DO THIS
Only the pictures are left out: repeat the rest of the entries exactly.

——————

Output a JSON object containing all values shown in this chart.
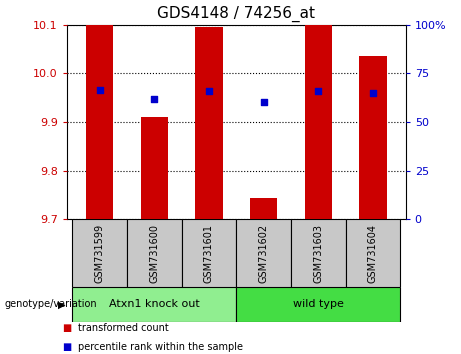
{
  "title": "GDS4148 / 74256_at",
  "samples": [
    "GSM731599",
    "GSM731600",
    "GSM731601",
    "GSM731602",
    "GSM731603",
    "GSM731604"
  ],
  "bar_values": [
    10.1,
    9.91,
    10.095,
    9.745,
    10.1,
    10.035
  ],
  "bar_bottom": 9.7,
  "percentile_values": [
    9.965,
    9.948,
    9.963,
    9.942,
    9.963,
    9.96
  ],
  "ylim": [
    9.7,
    10.1
  ],
  "y2lim": [
    0,
    100
  ],
  "yticks": [
    9.7,
    9.8,
    9.9,
    10.0,
    10.1
  ],
  "y2ticks": [
    0,
    25,
    50,
    75,
    100
  ],
  "bar_color": "#cc0000",
  "percentile_color": "#0000cc",
  "grid_color": "#000000",
  "groups": [
    {
      "label": "Atxn1 knock out",
      "samples": [
        0,
        1,
        2
      ],
      "color": "#90ee90"
    },
    {
      "label": "wild type",
      "samples": [
        3,
        4,
        5
      ],
      "color": "#44dd44"
    }
  ],
  "group_label": "genotype/variation",
  "legend_items": [
    {
      "label": "transformed count",
      "color": "#cc0000"
    },
    {
      "label": "percentile rank within the sample",
      "color": "#0000cc"
    }
  ],
  "bg_xtick": "#c8c8c8",
  "bar_width": 0.5,
  "title_fontsize": 11,
  "tick_fontsize": 8,
  "sample_fontsize": 7,
  "group_fontsize": 8,
  "legend_fontsize": 7
}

——————

RESPONSE FOR THIS EXERCISE
Output a JSON object containing all values shown in this chart.
{
  "title": "GDS4148 / 74256_at",
  "samples": [
    "GSM731599",
    "GSM731600",
    "GSM731601",
    "GSM731602",
    "GSM731603",
    "GSM731604"
  ],
  "bar_values": [
    10.1,
    9.91,
    10.095,
    9.745,
    10.1,
    10.035
  ],
  "bar_bottom": 9.7,
  "percentile_values": [
    9.965,
    9.948,
    9.963,
    9.942,
    9.963,
    9.96
  ],
  "ylim": [
    9.7,
    10.1
  ],
  "y2lim": [
    0,
    100
  ],
  "yticks": [
    9.7,
    9.8,
    9.9,
    10.0,
    10.1
  ],
  "y2ticks": [
    0,
    25,
    50,
    75,
    100
  ],
  "bar_color": "#cc0000",
  "percentile_color": "#0000cc",
  "grid_color": "#000000",
  "groups": [
    {
      "label": "Atxn1 knock out",
      "samples": [
        0,
        1,
        2
      ],
      "color": "#90ee90"
    },
    {
      "label": "wild type",
      "samples": [
        3,
        4,
        5
      ],
      "color": "#44dd44"
    }
  ],
  "group_label": "genotype/variation",
  "legend_items": [
    {
      "label": "transformed count",
      "color": "#cc0000"
    },
    {
      "label": "percentile rank within the sample",
      "color": "#0000cc"
    }
  ],
  "bg_xtick": "#c8c8c8",
  "bar_width": 0.5,
  "title_fontsize": 11,
  "tick_fontsize": 8,
  "sample_fontsize": 7,
  "group_fontsize": 8,
  "legend_fontsize": 7
}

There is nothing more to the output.